_Quellenauszug_:
┌──

# Intel Boxed CPU Wärmeleitpaste?



## floriáno (23. März 2011)

*Intel Boxed CPU Wärmeleitpaste?*

Hi,

bin etwas verwirrt denn ich finde keine Wärmeleitpaste.
Unterhalb des Kühlers ist so ein runder kupferfarbener Ring und darauf sind so graue Streifen- ist das die Wärmeleitpaste?
Oder muss ich diese grauen Streifen entfernen und mir zusätzlich Wärmeleitpaste kaufen?

Genauso wie hier sieht es aus:
http://images.ht4u.net/reviews/2010/intel_clarkdale_core_i3_core_i5/intel_boxed_cooler_down.JPG

Danke


----------



## p00nage (23. März 2011)

*AW: Intel Boxed CPU Wärmeleitpaste?*

ist sie


----------



## AeroX (23. März 2011)

Right


----------



## floriáno (23. März 2011)

*AW: Intel Boxed CPU Wärmeleitpaste?*

Immer wieder genial das Forum.

Vielen Dank!


----------



## p00nage (23. März 2011)

*AW: Intel Boxed CPU Wärmeleitpaste?*

kein problem, viel spaß mit der neuen cpu  bei mir liegt auch eine rum leider fehlt das passende Board dazu...

└──

_Datenauszug_:
┌──

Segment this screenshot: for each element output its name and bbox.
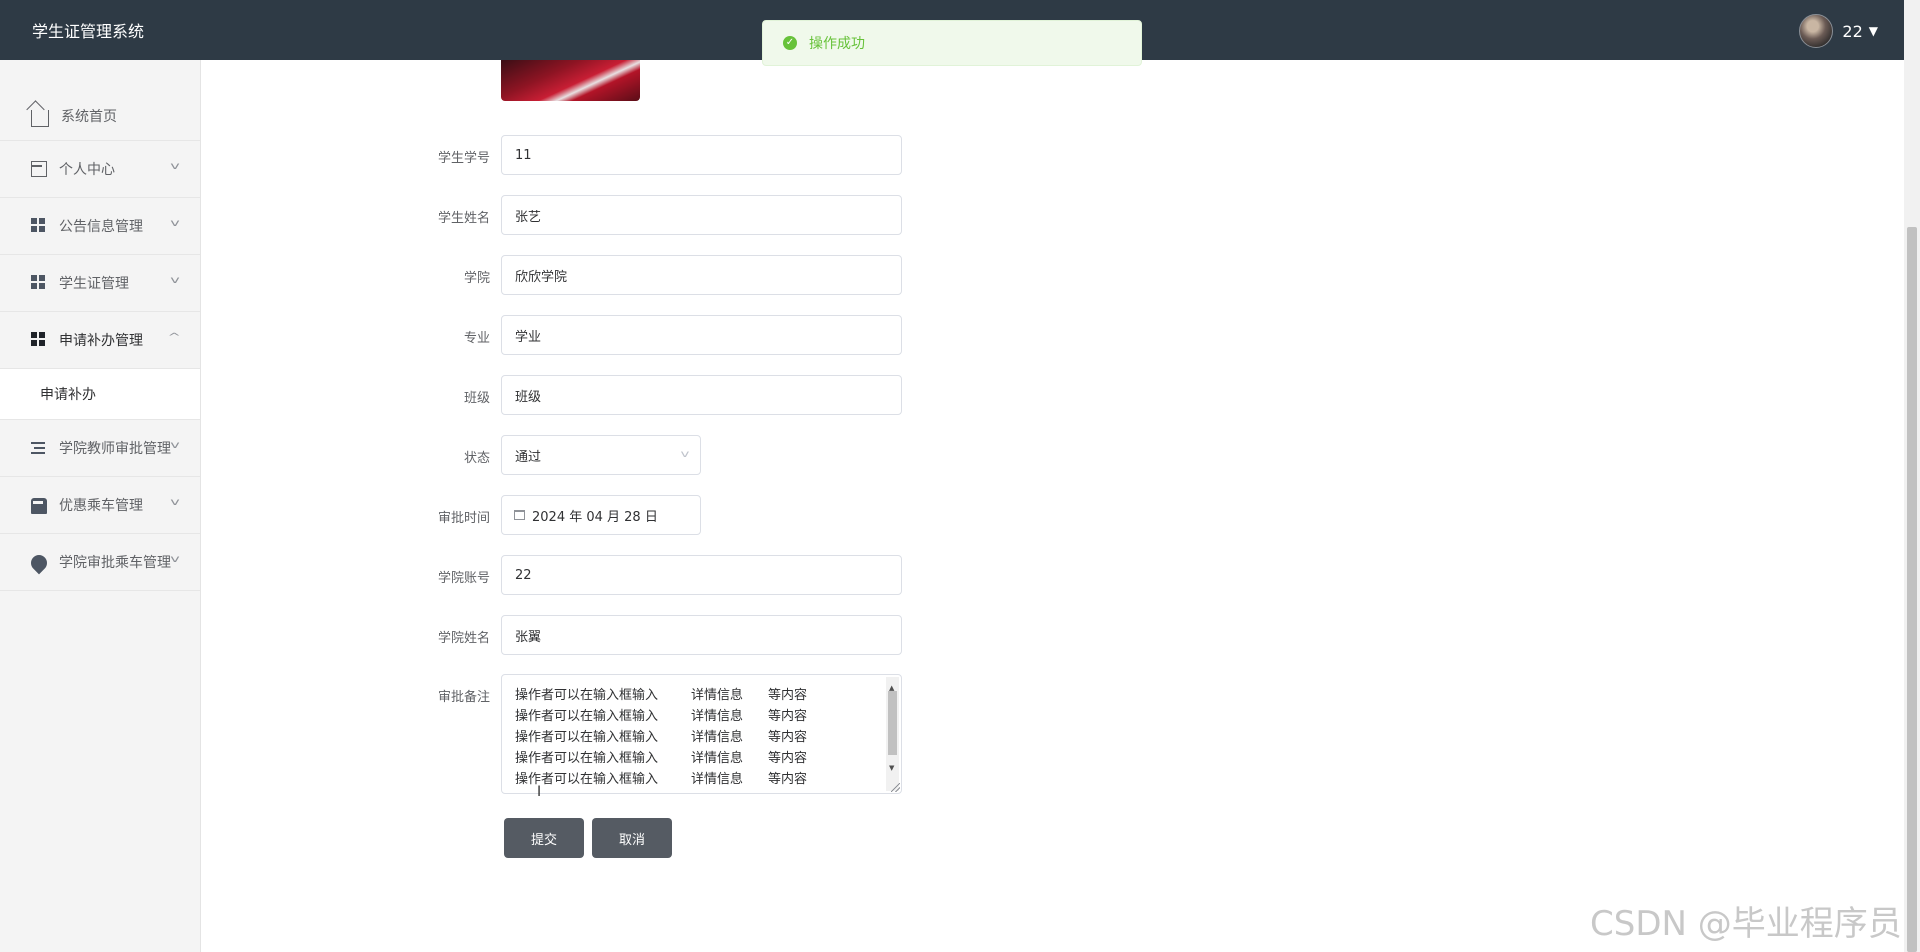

└──

_Aufgaben_:
1. Gib aus dem Forenthread zur Wärmeleitpaste einen Abschnitt wortgetreu wieder: Fang bei den Worten „Vielen Dank!“ an und hör nach „passende Board dazu...“ auf.
2. Führe den Forenthread zur Wärmeleitpaste ab der Stelle weiter, an der er endet.

_Antworten je Aufgabe_:
1.
Vielen Dank!


----------



## p00nage (23. März 2011)

*AW: Intel Boxed CPU Wärmeleitpaste?*

kein problem, viel spaß mit der neuen cpu  bei mir liegt auch eine rum leider fehlt das passende Board dazu...

2.
----------



## quantenslipstream (23. März 2011)

*AW: Intel Boxed CPU Wärmeleitpaste?*

Das ist keine Wärmeleitpaste, sondern ein Wärmeleitpad. Der Vorteil beim Pad ist, dass es praktisch ewig frisch ist, du kannst also auch einen Kühler damit einbauen, der schon seit ein paar Jahren in der Schublade liegt, das kannst du mit WLP nicht machen (mit WLP, die schon verstrichen ist).
Der Nachteil ist, dass ein Pad etwas geringere Leitfähigkeit hat als eine WLP, was aber beim Boxed Kühler keine Rolle spielt.


----------



## der_knoben (24. März 2011)

*AW: Intel Boxed CPU Wärmeleitpaste?*

BIst du dir sicher, dass es ein Pad ist? Normalerweise ist das Paste, die sich beim montieren des Kühlers verteilt. Nochmal kann man die auch nicht benutzen, da sie auch an der CPU klebt und beim Entfernen neu aufgetragen werden muss.


----------



## quantenslipstream (24. März 2011)

*AW: Intel Boxed CPU Wärmeleitpaste?*

Bei meinen Intel Boxed sind das Pads. Klar, auch die kann man nur einmal nutzen, wenn mal drauf, muss der Kram abgewischt werden.
Das merkst du schon, wenn du den Kram anfasst. WLP "fühlt" sich anders an.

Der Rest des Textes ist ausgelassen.